• TASK DIRECTIONS
Your task is to extract every entry that follows word for word while excluding the pictures.
━━━━━ DATA RECORDS
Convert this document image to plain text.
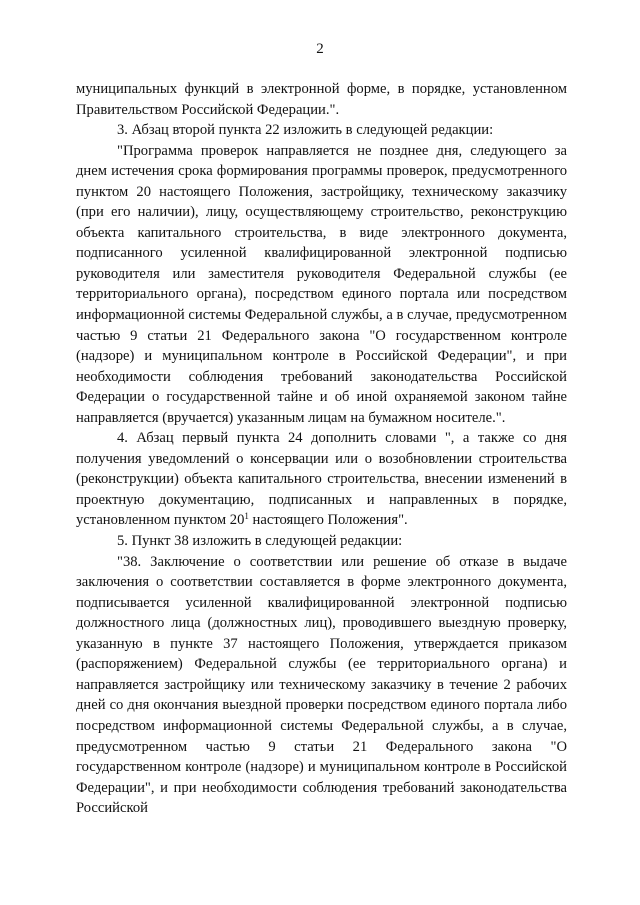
2

муниципальных функций в электронной форме, в порядке, установленном Правительством Российской Федерации.".

3. Абзац второй пункта 22 изложить в следующей редакции:

"Программа проверок направляется не позднее дня, следующего за днем истечения срока формирования программы проверок, предусмотренного пунктом 20 настоящего Положения, застройщику, техническому заказчику (при его наличии), лицу, осуществляющему строительство, реконструкцию объекта капитального строительства, в виде электронного документа, подписанного усиленной квалифицированной электронной подписью руководителя или заместителя руководителя Федеральной службы (ее территориального органа), посредством единого портала или посредством информационной системы Федеральной службы, а в случае, предусмотренном частью 9 статьи 21 Федерального закона "О государственном контроле (надзоре) и муниципальном контроле в Российской Федерации", и при необходимости соблюдения требований законодательства Российской Федерации о государственной тайне и об иной охраняемой законом тайне направляется (вручается) указанным лицам на бумажном носителе.".

4. Абзац первый пункта 24 дополнить словами ", а также со дня получения уведомлений о консервации или о возобновлении строительства (реконструкции) объекта капитального строительства, внесении изменений в проектную документацию, подписанных и направленных в порядке, установленном пунктом $20^1$ настоящего Положения".

5. Пункт 38 изложить в следующей редакции:

"38. Заключение о соответствии или решение об отказе в выдаче заключения о соответствии составляется в форме электронного документа, подписывается усиленной квалифицированной электронной подписью должностного лица (должностных лиц), проводившего выездную проверку, указанную в пункте 37 настоящего Положения, утверждается приказом (распоряжением) Федеральной службы (ее территориального органа) и направляется застройщику или техническому заказчику в течение 2 рабочих дней со дня окончания выездной проверки посредством единого портала либо посредством информационной системы Федеральной службы, а в случае, предусмотренном частью 9 статьи 21 Федерального закона "О государственном контроле (надзоре) и муниципальном контроле в Российской Федерации", и при необходимости соблюдения требований законодательства Российской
━━━━━━━━━━
• EXPECTED ANSWER
Convert this document image to plain text.
2

муниципальных функций в электронной форме, в порядке, установленном Правительством Российской Федерации.".

3. Абзац второй пункта 22 изложить в следующей редакции:

"Программа проверок направляется не позднее дня, следующего за днем истечения срока формирования программы проверок, предусмотренного пунктом 20 настоящего Положения, застройщику, техническому заказчику (при его наличии), лицу, осуществляющему строительство, реконструкцию объекта капитального строительства, в виде электронного документа, подписанного усиленной квалифицированной электронной подписью руководителя или заместителя руководителя Федеральной службы (ее территориального органа), посредством единого портала или посредством информационной системы Федеральной службы, а в случае, предусмотренном частью 9 статьи 21 Федерального закона "О государственном контроле (надзоре) и муниципальном контроле в Российской Федерации", и при необходимости соблюдения требований законодательства Российской Федерации о государственной тайне и об иной охраняемой законом тайне направляется (вручается) указанным лицам на бумажном носителе.".

4. Абзац первый пункта 24 дополнить словами ", а также со дня получения уведомлений о консервации или о возобновлении строительства (реконструкции) объекта капитального строительства, внесении изменений в проектную документацию, подписанных и направленных в порядке, установленном пунктом $20^1$ настоящего Положения".

5. Пункт 38 изложить в следующей редакции:

"38. Заключение о соответствии или решение об отказе в выдаче заключения о соответствии составляется в форме электронного документа, подписывается усиленной квалифицированной электронной подписью должностного лица (должностных лиц), проводившего выездную проверку, указанную в пункте 37 настоящего Положения, утверждается приказом (распоряжением) Федеральной службы (ее территориального органа) и направляется застройщику или техническому заказчику в течение 2 рабочих дней со дня окончания выездной проверки посредством единого портала либо посредством информационной системы Федеральной службы, а в случае, предусмотренном частью 9 статьи 21 Федерального закона "О государственном контроле (надзоре) и муниципальном контроле в Российской Федерации", и при необходимости соблюдения требований законодательства Российской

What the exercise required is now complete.